▶ _REQUIREMENTS_
Exactly as they appear, output all of the entries.

(Items listed in a dataset)
— start —
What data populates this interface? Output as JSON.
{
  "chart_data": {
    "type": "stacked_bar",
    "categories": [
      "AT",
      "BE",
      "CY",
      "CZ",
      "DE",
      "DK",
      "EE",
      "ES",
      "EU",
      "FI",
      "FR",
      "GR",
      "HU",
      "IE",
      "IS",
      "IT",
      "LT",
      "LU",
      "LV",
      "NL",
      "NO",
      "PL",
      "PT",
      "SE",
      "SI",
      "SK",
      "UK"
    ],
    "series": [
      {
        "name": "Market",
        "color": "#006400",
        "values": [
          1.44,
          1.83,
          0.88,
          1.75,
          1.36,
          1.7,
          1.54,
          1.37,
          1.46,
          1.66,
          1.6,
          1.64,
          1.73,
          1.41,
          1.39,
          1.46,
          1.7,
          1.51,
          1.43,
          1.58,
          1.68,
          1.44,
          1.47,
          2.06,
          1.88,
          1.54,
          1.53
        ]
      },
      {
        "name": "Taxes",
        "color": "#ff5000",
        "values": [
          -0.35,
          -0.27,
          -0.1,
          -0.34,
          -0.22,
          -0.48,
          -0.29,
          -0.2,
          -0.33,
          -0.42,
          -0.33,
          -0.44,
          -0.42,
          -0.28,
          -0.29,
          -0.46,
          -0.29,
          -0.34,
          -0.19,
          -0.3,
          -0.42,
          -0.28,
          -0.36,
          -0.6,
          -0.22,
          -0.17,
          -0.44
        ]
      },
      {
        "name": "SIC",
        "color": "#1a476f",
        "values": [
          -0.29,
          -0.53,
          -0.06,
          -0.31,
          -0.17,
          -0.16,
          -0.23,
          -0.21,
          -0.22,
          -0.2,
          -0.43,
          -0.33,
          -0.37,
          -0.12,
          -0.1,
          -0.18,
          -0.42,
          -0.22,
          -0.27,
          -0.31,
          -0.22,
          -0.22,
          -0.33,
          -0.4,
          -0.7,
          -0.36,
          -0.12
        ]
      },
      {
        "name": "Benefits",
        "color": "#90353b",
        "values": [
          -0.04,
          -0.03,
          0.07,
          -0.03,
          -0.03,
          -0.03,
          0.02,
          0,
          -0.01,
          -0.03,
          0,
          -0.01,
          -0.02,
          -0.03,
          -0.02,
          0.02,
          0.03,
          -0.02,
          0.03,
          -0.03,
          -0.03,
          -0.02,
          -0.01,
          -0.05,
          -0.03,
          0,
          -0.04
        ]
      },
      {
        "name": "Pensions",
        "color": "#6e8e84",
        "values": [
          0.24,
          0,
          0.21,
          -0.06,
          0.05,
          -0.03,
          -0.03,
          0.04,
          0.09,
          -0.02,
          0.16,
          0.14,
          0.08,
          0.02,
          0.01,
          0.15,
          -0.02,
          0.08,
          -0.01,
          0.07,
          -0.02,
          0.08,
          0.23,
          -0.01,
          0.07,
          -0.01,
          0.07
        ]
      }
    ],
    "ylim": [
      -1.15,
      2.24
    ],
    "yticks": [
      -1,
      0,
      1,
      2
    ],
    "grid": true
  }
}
— end —
▶ _RESPONSE BELOW_
What data populates this interface? Output as JSON.
{
  "chart_data": {
    "type": "stacked_bar",
    "categories": [
      "AT",
      "BE",
      "CY",
      "CZ",
      "DE",
      "DK",
      "EE",
      "ES",
      "EU",
      "FI",
      "FR",
      "GR",
      "HU",
      "IE",
      "IS",
      "IT",
      "LT",
      "LU",
      "LV",
      "NL",
      "NO",
      "PL",
      "PT",
      "SE",
      "SI",
      "SK",
      "UK"
    ],
    "series": [
      {
        "name": "Market",
        "color": "#006400",
        "values": [
          1.44,
          1.83,
          0.88,
          1.75,
          1.36,
          1.7,
          1.54,
          1.37,
          1.46,
          1.66,
          1.6,
          1.64,
          1.73,
          1.41,
          1.39,
          1.46,
          1.7,
          1.51,
          1.43,
          1.58,
          1.68,
          1.44,
          1.47,
          2.06,
          1.88,
          1.54,
          1.53
        ]
      },
      {
        "name": "Taxes",
        "color": "#ff5000",
        "values": [
          -0.35,
          -0.27,
          -0.1,
          -0.34,
          -0.22,
          -0.48,
          -0.29,
          -0.2,
          -0.33,
          -0.42,
          -0.33,
          -0.44,
          -0.42,
          -0.28,
          -0.29,
          -0.46,
          -0.29,
          -0.34,
          -0.19,
          -0.3,
          -0.42,
          -0.28,
          -0.36,
          -0.6,
          -0.22,
          -0.17,
          -0.44
        ]
      },
      {
        "name": "SIC",
        "color": "#1a476f",
        "values": [
          -0.29,
          -0.53,
          -0.06,
          -0.31,
          -0.17,
          -0.16,
          -0.23,
          -0.21,
          -0.22,
          -0.2,
          -0.43,
          -0.33,
          -0.37,
          -0.12,
          -0.1,
          -0.18,
          -0.42,
          -0.22,
          -0.27,
          -0.31,
          -0.22,
          -0.22,
          -0.33,
          -0.4,
          -0.7,
          -0.36,
          -0.12
        ]
      },
      {
        "name": "Benefits",
        "color": "#90353b",
        "values": [
          -0.04,
          -0.03,
          0.07,
          -0.03,
          -0.03,
          -0.03,
          0.02,
          0,
          -0.01,
          -0.03,
          0,
          -0.01,
          -0.02,
          -0.03,
          -0.02,
          0.02,
          0.03,
          -0.02,
          0.03,
          -0.03,
          -0.03,
          -0.02,
          -0.01,
          -0.05,
          -0.03,
          0,
          -0.04
        ]
      },
      {
        "name": "Pensions",
        "color": "#6e8e84",
        "values": [
          0.24,
          0,
          0.21,
          -0.06,
          0.05,
          -0.03,
          -0.03,
          0.04,
          0.09,
          -0.02,
          0.16,
          0.14,
          0.08,
          0.02,
          0.01,
          0.15,
          -0.02,
          0.08,
          -0.01,
          0.07,
          -0.02,
          0.08,
          0.23,
          -0.01,
          0.07,
          -0.01,
          0.07
        ]
      }
    ],
    "ylim": [
      -1.15,
      2.24
    ],
    "yticks": [
      -1,
      0,
      1,
      2
    ],
    "grid": true
  }
}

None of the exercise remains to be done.